DO THIS
Starting at the line that has "Patent image size: (828, 759)." and stopping after the line that has "The chamber container 312 is at (507, 588).", rewrite those lines with "compression chamber" swapped for "pressure chamber" and everything else left the same.

## START

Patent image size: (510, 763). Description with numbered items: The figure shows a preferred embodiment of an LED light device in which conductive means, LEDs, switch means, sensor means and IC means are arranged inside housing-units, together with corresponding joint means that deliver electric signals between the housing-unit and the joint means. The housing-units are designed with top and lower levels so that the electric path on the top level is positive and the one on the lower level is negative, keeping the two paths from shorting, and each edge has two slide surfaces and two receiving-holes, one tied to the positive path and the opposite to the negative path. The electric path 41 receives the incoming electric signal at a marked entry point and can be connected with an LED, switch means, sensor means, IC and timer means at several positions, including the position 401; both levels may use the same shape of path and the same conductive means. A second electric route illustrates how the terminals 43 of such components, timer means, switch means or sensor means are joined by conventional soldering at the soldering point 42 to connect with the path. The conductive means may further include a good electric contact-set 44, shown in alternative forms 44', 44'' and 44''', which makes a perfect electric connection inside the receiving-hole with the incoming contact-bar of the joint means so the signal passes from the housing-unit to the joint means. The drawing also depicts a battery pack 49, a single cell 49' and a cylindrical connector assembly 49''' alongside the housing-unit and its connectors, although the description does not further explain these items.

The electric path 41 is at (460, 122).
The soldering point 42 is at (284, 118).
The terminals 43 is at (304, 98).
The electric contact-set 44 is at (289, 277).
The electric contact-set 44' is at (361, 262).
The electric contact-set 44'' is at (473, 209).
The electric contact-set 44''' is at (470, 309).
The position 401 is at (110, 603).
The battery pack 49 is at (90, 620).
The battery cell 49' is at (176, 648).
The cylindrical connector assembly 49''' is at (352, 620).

## END
## START

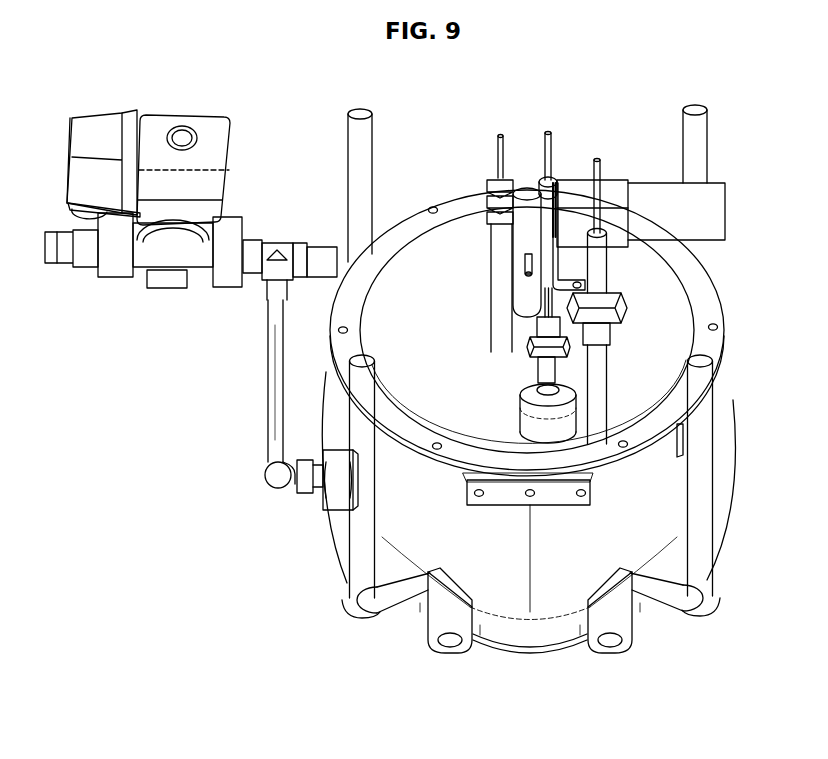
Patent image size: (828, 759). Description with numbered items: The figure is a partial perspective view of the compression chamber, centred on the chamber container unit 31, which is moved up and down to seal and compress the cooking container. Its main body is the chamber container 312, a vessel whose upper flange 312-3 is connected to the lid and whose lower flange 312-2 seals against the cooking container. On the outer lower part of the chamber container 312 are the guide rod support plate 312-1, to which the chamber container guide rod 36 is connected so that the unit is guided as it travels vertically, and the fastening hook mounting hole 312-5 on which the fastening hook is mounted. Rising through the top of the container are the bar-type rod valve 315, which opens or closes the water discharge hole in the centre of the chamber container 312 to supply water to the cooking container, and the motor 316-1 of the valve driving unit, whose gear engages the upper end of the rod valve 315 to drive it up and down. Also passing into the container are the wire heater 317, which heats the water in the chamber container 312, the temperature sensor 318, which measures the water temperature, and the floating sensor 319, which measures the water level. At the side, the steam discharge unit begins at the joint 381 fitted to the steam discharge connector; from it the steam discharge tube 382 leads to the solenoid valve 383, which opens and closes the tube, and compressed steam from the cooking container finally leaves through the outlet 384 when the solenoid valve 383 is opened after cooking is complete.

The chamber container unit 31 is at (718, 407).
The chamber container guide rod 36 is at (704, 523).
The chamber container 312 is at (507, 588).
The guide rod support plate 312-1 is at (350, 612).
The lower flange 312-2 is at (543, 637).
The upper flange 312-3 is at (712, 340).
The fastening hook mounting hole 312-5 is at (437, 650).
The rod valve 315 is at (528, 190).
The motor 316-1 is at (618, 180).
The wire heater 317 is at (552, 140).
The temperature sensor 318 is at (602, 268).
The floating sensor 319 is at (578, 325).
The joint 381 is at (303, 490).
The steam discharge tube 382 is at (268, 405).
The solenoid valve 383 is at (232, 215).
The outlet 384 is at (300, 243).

## END

WRITTEN RESPONSE
Patent image size: (828, 759). Description with numbered items: The figure is a partial perspective view of the pressure chamber, centred on the chamber container unit 31, which is moved up and down to seal and compress the cooking container. Its main body is the chamber container 312, a vessel whose upper flange 312-3 is connected to the lid and whose lower flange 312-2 seals against the cooking container. On the outer lower part of the chamber container 312 are the guide rod support plate 312-1, to which the chamber container guide rod 36 is connected so that the unit is guided as it travels vertically, and the fastening hook mounting hole 312-5 on which the fastening hook is mounted. Rising through the top of the container are the bar-type rod valve 315, which opens or closes the water discharge hole in the centre of the chamber container 312 to supply water to the cooking container, and the motor 316-1 of the valve driving unit, whose gear engages the upper end of the rod valve 315 to drive it up and down. Also passing into the container are the wire heater 317, which heats the water in the chamber container 312, the temperature sensor 318, which measures the water temperature, and the floating sensor 319, which measures the water level. At the side, the steam discharge unit begins at the joint 381 fitted to the steam discharge connector; from it the steam discharge tube 382 leads to the solenoid valve 383, which opens and closes the tube, and compressed steam from the cooking container finally leaves through the outlet 384 when the solenoid valve 383 is opened after cooking is complete.

The chamber container unit 31 is at (718, 407).
The chamber container guide rod 36 is at (704, 523).
The chamber container 312 is at (507, 588).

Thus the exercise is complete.